Your instructions
Collect each line of the records containing the string "tính".

Records for the task
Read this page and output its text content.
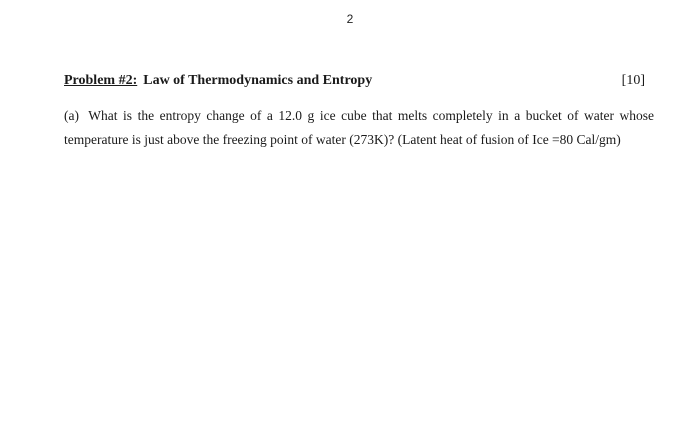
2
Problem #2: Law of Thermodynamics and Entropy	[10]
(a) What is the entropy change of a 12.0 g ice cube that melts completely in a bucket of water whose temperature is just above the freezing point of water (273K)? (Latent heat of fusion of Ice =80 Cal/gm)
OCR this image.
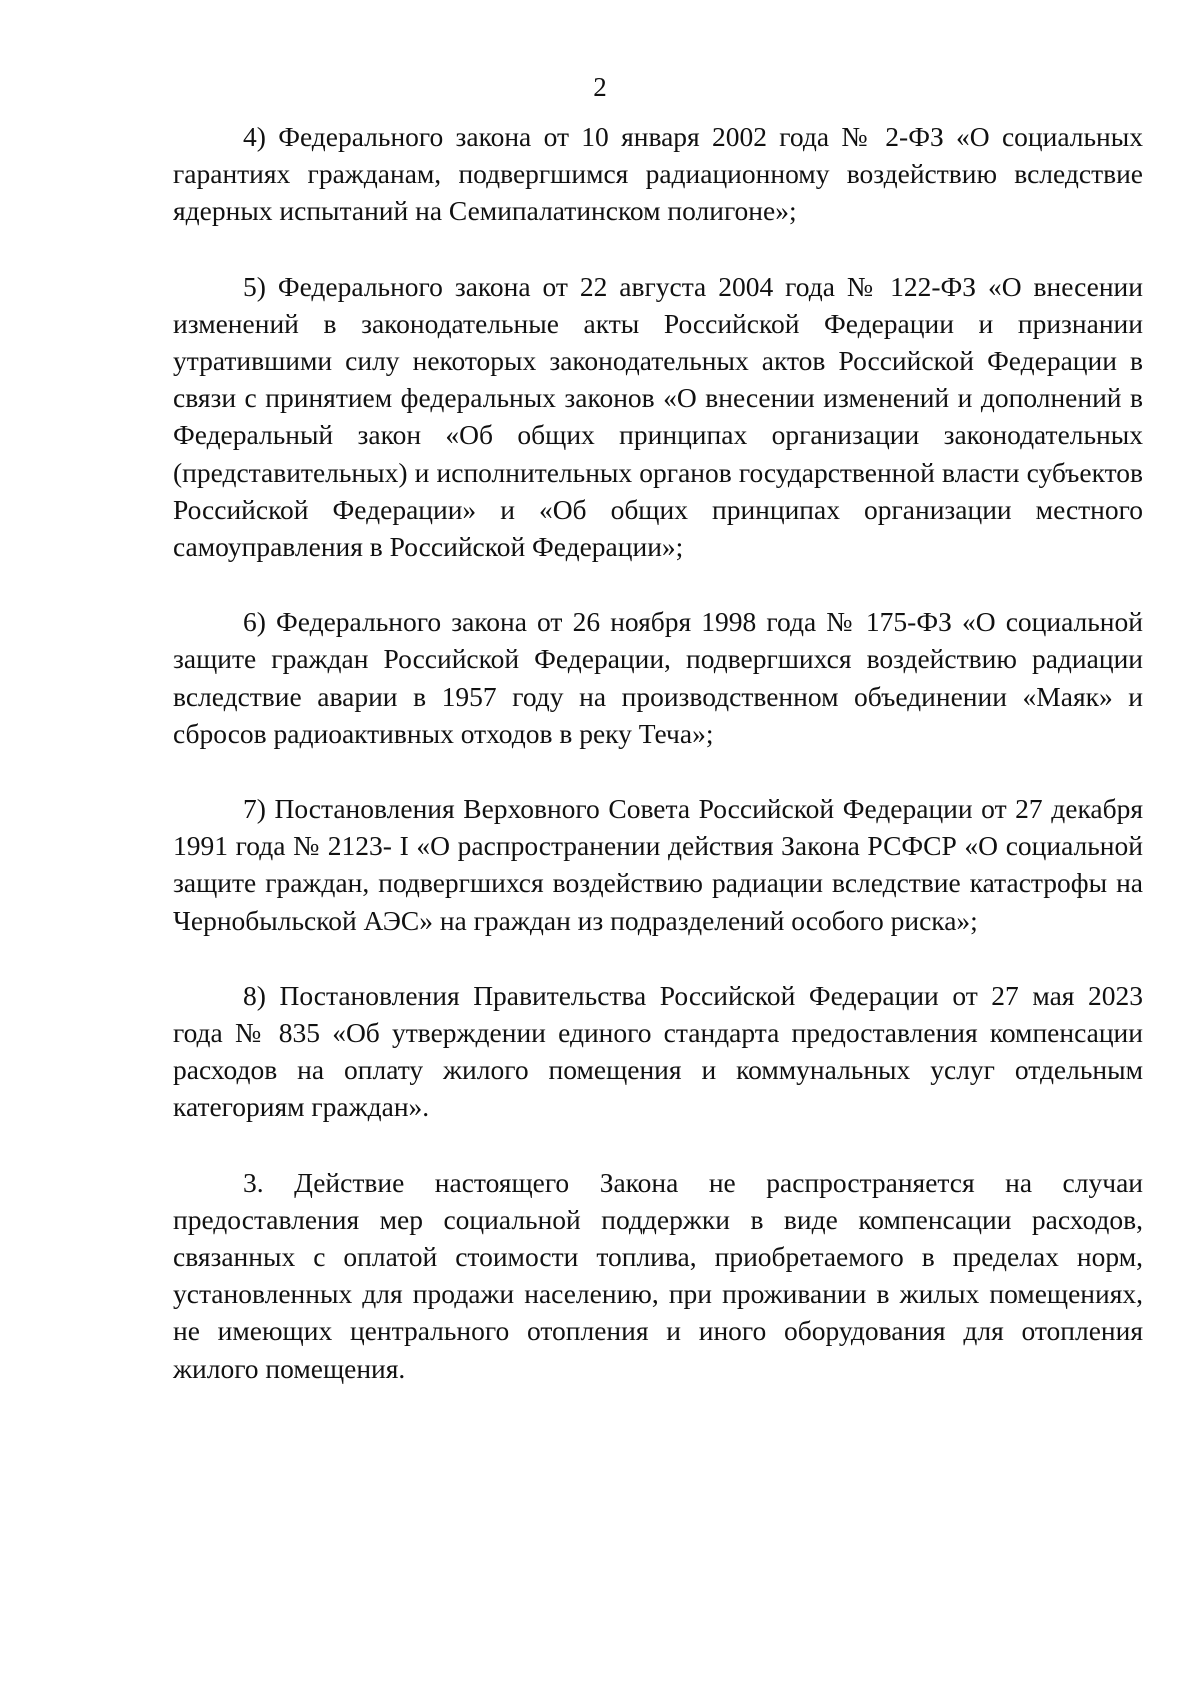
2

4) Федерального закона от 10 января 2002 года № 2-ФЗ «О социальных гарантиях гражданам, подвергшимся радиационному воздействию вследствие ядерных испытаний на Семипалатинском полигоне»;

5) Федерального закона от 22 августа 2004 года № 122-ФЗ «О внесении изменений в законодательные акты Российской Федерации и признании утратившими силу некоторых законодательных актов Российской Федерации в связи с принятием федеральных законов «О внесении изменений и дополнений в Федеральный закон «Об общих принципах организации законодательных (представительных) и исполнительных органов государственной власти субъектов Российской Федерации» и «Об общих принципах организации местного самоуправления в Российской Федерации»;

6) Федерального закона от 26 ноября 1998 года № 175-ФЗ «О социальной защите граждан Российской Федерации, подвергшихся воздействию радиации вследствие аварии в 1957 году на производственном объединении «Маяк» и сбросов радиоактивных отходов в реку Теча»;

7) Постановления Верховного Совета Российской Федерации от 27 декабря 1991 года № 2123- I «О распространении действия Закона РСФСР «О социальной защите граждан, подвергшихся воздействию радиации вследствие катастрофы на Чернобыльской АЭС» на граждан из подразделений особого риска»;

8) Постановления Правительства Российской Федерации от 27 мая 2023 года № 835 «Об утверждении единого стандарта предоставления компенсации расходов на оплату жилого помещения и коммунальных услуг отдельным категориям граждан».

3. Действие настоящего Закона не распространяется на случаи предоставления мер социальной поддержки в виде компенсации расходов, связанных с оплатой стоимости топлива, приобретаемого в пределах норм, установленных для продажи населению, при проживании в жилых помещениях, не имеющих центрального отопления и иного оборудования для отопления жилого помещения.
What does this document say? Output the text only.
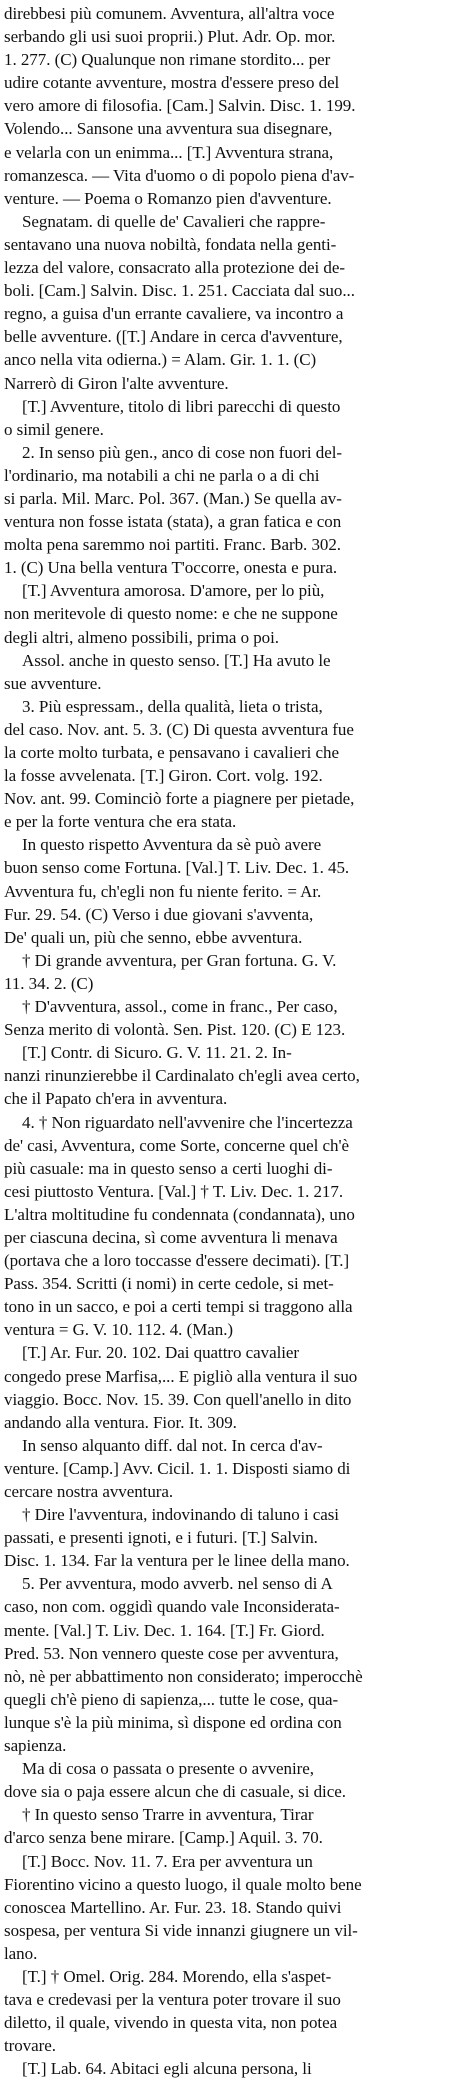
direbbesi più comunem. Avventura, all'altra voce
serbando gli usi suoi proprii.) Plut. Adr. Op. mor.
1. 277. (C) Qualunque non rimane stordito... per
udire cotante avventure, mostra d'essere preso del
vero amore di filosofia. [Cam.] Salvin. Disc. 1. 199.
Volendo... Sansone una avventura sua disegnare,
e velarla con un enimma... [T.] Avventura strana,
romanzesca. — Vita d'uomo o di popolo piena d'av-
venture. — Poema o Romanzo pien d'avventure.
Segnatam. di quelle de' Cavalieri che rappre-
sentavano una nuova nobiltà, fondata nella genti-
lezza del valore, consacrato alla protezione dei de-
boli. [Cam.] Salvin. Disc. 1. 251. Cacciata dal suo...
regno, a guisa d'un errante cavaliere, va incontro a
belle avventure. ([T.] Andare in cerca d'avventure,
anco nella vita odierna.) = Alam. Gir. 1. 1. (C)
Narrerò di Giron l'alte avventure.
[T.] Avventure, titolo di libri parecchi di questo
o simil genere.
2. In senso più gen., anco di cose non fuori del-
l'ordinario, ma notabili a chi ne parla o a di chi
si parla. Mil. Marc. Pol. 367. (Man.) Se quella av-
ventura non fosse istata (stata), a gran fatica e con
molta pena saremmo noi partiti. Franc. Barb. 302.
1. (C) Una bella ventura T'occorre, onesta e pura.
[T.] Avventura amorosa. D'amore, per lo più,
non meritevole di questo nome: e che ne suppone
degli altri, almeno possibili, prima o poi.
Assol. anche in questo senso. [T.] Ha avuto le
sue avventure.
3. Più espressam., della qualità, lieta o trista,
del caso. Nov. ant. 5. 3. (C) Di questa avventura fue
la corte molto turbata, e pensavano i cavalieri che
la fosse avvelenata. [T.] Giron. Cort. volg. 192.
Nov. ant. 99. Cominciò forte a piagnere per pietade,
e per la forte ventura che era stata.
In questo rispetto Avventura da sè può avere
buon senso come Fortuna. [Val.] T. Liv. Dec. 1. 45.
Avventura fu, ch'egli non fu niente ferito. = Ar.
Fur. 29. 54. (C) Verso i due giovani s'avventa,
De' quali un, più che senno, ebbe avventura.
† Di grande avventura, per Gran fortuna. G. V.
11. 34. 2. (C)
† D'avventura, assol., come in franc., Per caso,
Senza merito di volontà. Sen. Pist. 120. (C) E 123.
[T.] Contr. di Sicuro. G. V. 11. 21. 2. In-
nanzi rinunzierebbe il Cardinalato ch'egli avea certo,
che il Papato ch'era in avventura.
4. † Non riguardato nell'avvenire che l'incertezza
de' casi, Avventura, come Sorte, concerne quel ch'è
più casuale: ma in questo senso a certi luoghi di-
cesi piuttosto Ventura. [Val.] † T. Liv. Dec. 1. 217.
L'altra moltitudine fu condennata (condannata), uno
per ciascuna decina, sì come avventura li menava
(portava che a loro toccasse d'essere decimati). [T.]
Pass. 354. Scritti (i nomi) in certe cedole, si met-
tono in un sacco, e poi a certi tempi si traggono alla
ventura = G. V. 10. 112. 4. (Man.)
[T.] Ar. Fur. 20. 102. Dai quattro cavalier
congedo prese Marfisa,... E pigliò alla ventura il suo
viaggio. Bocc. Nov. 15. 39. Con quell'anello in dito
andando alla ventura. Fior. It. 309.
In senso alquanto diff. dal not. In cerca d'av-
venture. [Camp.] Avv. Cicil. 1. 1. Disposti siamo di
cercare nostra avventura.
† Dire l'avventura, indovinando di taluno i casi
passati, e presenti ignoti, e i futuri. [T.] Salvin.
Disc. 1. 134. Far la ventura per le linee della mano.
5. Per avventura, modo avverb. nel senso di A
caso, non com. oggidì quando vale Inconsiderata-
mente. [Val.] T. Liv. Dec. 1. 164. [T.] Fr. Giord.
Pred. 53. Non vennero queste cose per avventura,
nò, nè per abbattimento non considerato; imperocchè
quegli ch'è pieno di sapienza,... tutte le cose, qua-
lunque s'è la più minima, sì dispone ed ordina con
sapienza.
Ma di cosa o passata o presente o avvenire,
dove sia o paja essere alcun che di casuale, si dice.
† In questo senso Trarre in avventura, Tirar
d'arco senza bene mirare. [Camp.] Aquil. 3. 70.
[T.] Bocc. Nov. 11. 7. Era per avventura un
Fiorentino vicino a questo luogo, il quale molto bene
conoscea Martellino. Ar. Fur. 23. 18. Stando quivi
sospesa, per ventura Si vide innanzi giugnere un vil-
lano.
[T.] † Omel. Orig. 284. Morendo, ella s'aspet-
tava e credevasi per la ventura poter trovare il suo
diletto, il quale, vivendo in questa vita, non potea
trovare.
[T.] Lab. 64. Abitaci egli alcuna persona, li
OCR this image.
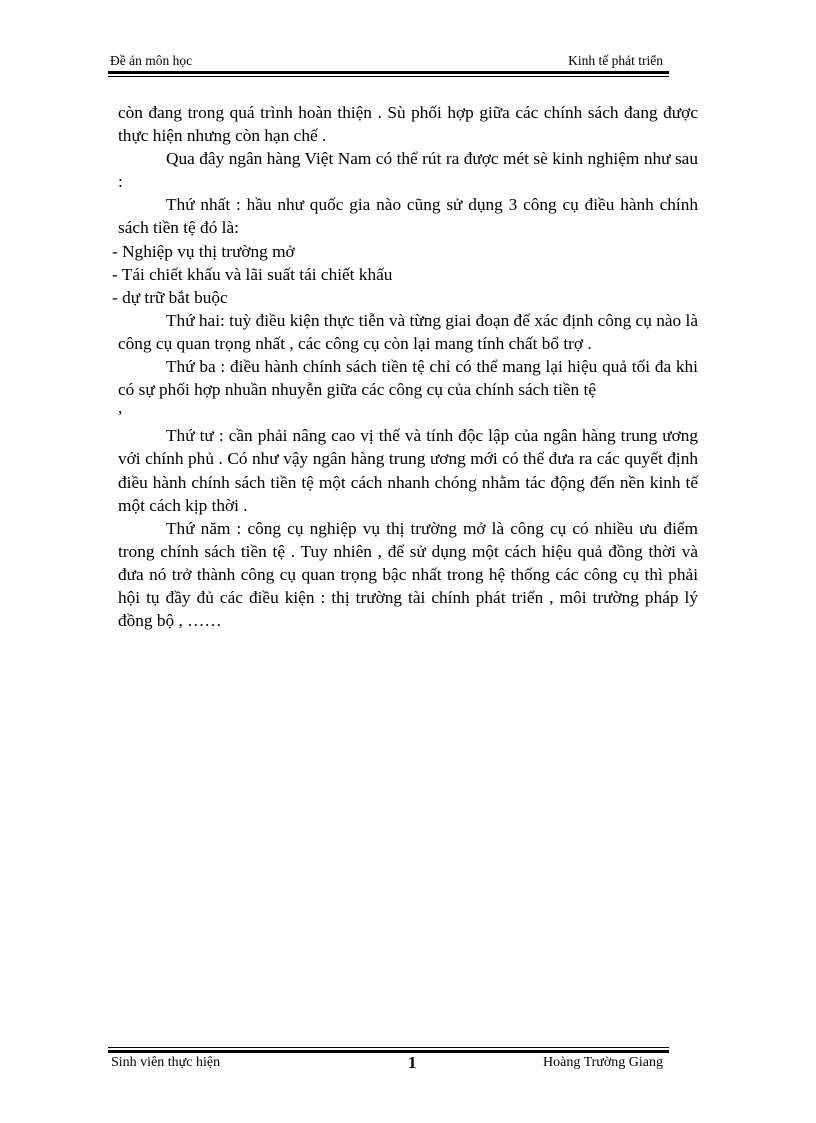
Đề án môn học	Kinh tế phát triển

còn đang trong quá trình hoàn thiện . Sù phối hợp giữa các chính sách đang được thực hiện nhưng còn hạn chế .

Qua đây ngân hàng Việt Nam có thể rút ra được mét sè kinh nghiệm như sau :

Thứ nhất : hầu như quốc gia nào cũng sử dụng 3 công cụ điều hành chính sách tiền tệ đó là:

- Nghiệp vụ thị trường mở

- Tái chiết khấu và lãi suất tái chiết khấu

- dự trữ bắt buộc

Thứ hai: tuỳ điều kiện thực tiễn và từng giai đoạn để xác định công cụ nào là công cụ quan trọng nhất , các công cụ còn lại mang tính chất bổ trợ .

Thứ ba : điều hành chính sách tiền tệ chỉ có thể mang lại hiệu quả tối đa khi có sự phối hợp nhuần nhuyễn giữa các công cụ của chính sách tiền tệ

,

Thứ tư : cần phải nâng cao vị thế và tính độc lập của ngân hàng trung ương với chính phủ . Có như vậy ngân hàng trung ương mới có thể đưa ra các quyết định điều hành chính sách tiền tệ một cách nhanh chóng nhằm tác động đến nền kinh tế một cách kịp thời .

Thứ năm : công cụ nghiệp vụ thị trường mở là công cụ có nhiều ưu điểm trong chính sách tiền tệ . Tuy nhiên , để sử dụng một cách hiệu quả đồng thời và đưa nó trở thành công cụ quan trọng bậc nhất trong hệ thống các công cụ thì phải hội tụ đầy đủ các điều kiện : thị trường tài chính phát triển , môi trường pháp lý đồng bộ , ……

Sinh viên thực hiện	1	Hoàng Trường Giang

Worked answer
Thứ hai: tuỳ điều kiện thực tiễn và từng giai đoạn để xác định công cụ nào là công cụ quan trọng nhất , các công cụ còn lại mang tính chất bổ trợ .
Thứ tư : cần phải nâng cao vị thế và tính độc lập của ngân hàng trung ương với chính phủ . Có như vậy ngân hàng trung ương mới có thể đưa ra các quyết định điều hành chính sách tiền tệ một cách nhanh chóng nhằm tác động đến nền kinh tế một cách kịp thời .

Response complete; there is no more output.